Assim, quando tinham que se referir a Oxóssi, por exemplo, os negros falavam de São Jorge, cujo símbolo de dominador do dragão assemelha-se à imagem deste orixá, que é o senhor das matas e caçador. Idêntica semelhança acabou relacionando a figura de Omolu (deus da peste) à de São Lázaro, santo que conviveu entre os leprosos.
A partir e somente dentro desta conotação é possível relacionar São Cosme e São Damião a Ibeji, um orixá de características infantis, atributo que a crença popular também outorga aos dois santos canonizados pela Igreja Católica, que costumam ser denominados de "santos meninos".
Não há, portanto, como encarar o caruru oferecido durante o mês de setembro senão como uma homenagem específica à dupla de santos católicos.
História
A história dos gêmeos médicos que curavam sem cobrar já existe há quase dois mil anos e sobrevive em forma de fé.

□ □ □ □

◆ Perguntas
A – No trecho sobre Cosme e Damião, por que é possível relacionar esses dois santos a Ibeji? Responda em uma a três frases.
B – Escreva a continuação do trecho sobre Cosme e Damião a partir da última frase apresentada.
Os dados não têm relação com o trecho.

[Dados estruturados de análise da página]
□ □ □ □

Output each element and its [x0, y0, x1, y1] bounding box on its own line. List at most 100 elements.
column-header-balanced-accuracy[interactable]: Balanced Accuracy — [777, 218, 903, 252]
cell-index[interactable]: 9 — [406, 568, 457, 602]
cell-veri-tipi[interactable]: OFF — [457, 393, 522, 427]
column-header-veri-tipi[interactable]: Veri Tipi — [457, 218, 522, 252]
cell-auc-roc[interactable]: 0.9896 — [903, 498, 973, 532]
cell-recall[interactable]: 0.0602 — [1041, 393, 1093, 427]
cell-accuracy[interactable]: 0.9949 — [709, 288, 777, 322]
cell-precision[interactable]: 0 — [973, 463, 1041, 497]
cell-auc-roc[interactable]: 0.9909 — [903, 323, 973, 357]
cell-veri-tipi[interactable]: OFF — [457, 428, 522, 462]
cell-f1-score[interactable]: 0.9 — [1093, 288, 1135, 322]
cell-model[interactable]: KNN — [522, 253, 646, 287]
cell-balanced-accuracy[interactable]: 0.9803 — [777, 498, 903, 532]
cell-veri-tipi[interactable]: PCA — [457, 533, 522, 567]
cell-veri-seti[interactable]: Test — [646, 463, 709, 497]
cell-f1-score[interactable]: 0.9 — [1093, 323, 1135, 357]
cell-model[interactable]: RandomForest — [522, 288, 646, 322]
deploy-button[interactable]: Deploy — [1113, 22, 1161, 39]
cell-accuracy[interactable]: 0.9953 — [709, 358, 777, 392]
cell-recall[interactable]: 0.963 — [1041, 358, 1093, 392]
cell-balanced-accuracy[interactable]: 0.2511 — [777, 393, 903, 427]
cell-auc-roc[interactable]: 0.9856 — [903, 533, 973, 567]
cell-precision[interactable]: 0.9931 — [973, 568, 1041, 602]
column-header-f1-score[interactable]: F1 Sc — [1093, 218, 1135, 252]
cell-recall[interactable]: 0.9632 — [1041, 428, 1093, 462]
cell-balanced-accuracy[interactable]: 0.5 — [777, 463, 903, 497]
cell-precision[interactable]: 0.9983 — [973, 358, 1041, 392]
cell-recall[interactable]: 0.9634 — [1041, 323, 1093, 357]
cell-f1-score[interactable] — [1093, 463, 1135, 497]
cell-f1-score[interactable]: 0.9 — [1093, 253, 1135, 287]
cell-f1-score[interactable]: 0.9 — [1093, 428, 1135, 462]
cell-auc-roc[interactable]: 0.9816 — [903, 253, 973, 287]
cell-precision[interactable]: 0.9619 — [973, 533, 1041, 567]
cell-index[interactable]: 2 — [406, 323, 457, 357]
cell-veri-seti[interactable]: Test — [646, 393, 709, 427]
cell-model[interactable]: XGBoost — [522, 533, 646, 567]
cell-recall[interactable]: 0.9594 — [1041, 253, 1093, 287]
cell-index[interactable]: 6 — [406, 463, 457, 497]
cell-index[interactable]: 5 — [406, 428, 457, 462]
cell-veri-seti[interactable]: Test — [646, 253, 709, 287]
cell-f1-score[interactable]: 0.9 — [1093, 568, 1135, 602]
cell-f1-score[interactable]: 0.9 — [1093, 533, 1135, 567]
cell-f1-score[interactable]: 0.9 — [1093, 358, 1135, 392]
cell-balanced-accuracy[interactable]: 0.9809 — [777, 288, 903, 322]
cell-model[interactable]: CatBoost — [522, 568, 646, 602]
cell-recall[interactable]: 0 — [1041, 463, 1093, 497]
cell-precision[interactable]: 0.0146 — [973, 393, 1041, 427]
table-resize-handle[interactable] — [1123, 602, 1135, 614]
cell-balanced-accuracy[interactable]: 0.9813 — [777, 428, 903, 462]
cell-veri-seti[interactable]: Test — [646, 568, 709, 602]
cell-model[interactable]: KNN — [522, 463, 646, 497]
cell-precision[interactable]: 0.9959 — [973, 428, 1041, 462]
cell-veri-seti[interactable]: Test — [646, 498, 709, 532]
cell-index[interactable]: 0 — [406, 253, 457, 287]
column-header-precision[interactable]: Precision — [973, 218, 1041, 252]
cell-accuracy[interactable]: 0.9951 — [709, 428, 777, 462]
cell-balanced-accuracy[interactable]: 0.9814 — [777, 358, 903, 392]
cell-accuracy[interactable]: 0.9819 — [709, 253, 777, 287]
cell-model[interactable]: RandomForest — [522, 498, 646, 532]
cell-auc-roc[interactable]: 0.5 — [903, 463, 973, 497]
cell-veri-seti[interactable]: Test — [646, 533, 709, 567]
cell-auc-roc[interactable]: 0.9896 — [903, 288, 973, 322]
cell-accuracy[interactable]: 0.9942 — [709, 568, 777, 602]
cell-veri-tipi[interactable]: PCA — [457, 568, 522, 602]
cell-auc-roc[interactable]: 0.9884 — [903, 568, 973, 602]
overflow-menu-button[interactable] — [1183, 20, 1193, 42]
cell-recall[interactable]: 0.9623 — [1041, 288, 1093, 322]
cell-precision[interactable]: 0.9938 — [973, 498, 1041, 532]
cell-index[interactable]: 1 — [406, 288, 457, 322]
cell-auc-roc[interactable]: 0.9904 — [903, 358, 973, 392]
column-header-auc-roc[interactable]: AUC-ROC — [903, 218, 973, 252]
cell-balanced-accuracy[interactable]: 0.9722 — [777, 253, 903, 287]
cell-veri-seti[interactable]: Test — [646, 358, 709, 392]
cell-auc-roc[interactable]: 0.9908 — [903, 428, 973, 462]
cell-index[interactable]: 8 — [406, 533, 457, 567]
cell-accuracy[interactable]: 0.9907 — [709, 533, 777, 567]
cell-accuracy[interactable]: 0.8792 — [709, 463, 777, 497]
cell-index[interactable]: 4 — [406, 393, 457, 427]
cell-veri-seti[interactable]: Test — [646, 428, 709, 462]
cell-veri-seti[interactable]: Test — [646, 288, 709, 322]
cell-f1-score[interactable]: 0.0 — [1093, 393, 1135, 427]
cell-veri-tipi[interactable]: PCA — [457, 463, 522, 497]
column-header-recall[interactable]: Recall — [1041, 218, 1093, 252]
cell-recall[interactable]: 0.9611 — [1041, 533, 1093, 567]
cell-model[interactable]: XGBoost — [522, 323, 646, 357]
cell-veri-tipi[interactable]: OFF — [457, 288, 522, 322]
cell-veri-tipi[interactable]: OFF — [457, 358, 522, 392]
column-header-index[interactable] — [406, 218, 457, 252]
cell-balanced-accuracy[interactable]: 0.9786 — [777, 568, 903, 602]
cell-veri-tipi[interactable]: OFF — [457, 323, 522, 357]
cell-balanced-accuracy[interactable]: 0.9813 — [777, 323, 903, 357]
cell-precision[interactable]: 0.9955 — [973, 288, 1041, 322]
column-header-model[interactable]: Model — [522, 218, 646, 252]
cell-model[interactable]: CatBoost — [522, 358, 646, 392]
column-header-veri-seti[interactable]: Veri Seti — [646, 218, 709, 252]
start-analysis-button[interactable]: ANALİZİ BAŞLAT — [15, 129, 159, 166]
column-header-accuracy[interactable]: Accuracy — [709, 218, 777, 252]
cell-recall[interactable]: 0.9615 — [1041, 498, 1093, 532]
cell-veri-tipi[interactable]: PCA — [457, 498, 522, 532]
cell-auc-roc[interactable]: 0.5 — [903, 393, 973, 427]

□ □ □ □

◆ Respostas por tarefa
A – Ibeji é um orixá de características infantis. A crença popular também atribui esse traço a São Cosme e São Damião, que costumam ser chamados de "santos meninos".

B –
Por difundir a fé em Cristo enquanto curavam, Cosme e Damião foram perseguidos e mortos pelo imperador romano Deocleciano, no dia 27 de setembro. Não se sabe ao certo o ano em que isso aconteceu, mas sabe-se que foi por volta do ano 300.
Os portugueses trouxeram para o Brasil suas crenças e santos e foi assim que a devoção por Cosme e Damião chegou por aqui. Com a chegada dos negros, as religiões africanas também foram trazidas. E a fusão de crenças nativas, europeias e africanas fez surgir o sincretismo e a reinterpretação de elementos.
Nas religiões de matriz africana, algumas imagens de Cosme e Damião tem uma terceira criança menor entre os gêmeos. Trata-se do Doum. Várias lendas explicam quem é a terceira criança.
Uma delas conta que Cosme, Damião e Doum eram trigêmeos e que com a morte de Doum os outros irmãos se tornaram médicos para curar a todas as crianças, sempre de forma gratuita.
Doum é considerado o protetor das crianças até sete anos de idade. Diferente das religiões de matrizes africanas, a religião católica comemora a data dos gêmeos em 26 de setembro. Cosme e Damião, além de protetores das crianças e dos gêmeos, também são considerados patronos dos médicos, dos farmacêuticos e dos sapateiros.
Como é?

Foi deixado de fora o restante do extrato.